### YOUR TASK:
Reproduce all records word for word.

◆ ◆ ◆ ◆

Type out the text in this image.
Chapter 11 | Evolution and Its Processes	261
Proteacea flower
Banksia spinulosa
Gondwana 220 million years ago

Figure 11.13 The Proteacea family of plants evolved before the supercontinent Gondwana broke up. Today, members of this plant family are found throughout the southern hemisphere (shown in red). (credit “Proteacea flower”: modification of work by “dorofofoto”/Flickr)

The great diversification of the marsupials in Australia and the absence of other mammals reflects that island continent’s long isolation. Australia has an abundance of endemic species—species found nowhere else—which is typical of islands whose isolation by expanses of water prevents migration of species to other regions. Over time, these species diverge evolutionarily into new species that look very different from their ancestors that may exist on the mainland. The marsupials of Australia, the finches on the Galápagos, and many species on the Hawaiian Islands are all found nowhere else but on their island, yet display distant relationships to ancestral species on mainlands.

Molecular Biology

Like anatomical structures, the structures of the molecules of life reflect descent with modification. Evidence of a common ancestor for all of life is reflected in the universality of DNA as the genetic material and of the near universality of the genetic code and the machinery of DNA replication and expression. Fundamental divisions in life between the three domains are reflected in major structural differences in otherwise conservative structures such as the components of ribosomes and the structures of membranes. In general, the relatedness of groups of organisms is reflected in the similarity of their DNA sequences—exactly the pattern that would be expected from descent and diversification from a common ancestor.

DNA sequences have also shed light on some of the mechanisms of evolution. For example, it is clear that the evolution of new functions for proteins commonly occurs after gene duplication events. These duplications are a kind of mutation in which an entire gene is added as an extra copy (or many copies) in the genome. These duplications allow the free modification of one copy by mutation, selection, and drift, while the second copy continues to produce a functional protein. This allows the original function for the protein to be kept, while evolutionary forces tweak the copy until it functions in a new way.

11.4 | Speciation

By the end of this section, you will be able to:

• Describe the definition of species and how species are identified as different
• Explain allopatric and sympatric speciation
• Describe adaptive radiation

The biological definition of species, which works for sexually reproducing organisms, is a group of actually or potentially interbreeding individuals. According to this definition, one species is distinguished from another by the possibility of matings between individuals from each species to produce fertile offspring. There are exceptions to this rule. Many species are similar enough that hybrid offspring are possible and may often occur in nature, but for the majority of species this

◆ ◆ ◆ ◆

### ANSWER FOR THIS EXERCISE:
Type out the text in this image.
Chapter 11 | Evolution and Its Processes	261
Proteacea flower
Banksia spinulosa
Gondwana 220 million years ago

Figure 11.13 The Proteacea family of plants evolved before the supercontinent Gondwana broke up. Today, members of this plant family are found throughout the southern hemisphere (shown in red). (credit “Proteacea flower”: modification of work by “dorofofoto”/Flickr)

The great diversification of the marsupials in Australia and the absence of other mammals reflects that island continent’s long isolation. Australia has an abundance of endemic species—species found nowhere else—which is typical of islands whose isolation by expanses of water prevents migration of species to other regions. Over time, these species diverge evolutionarily into new species that look very different from their ancestors that may exist on the mainland. The marsupials of Australia, the finches on the Galápagos, and many species on the Hawaiian Islands are all found nowhere else but on their island, yet display distant relationships to ancestral species on mainlands.

Molecular Biology

Like anatomical structures, the structures of the molecules of life reflect descent with modification. Evidence of a common ancestor for all of life is reflected in the universality of DNA as the genetic material and of the near universality of the genetic code and the machinery of DNA replication and expression. Fundamental divisions in life between the three domains are reflected in major structural differences in otherwise conservative structures such as the components of ribosomes and the structures of membranes. In general, the relatedness of groups of organisms is reflected in the similarity of their DNA sequences—exactly the pattern that would be expected from descent and diversification from a common ancestor.

DNA sequences have also shed light on some of the mechanisms of evolution. For example, it is clear that the evolution of new functions for proteins commonly occurs after gene duplication events. These duplications are a kind of mutation in which an entire gene is added as an extra copy (or many copies) in the genome. These duplications allow the free modification of one copy by mutation, selection, and drift, while the second copy continues to produce a functional protein. This allows the original function for the protein to be kept, while evolutionary forces tweak the copy until it functions in a new way.

11.4 | Speciation

By the end of this section, you will be able to:

• Describe the definition of species and how species are identified as different
• Explain allopatric and sympatric speciation
• Describe adaptive radiation

The biological definition of species, which works for sexually reproducing organisms, is a group of actually or potentially interbreeding individuals. According to this definition, one species is distinguished from another by the possibility of matings between individuals from each species to produce fertile offspring. There are exceptions to this rule. Many species are similar enough that hybrid offspring are possible and may often occur in nature, but for the majority of species this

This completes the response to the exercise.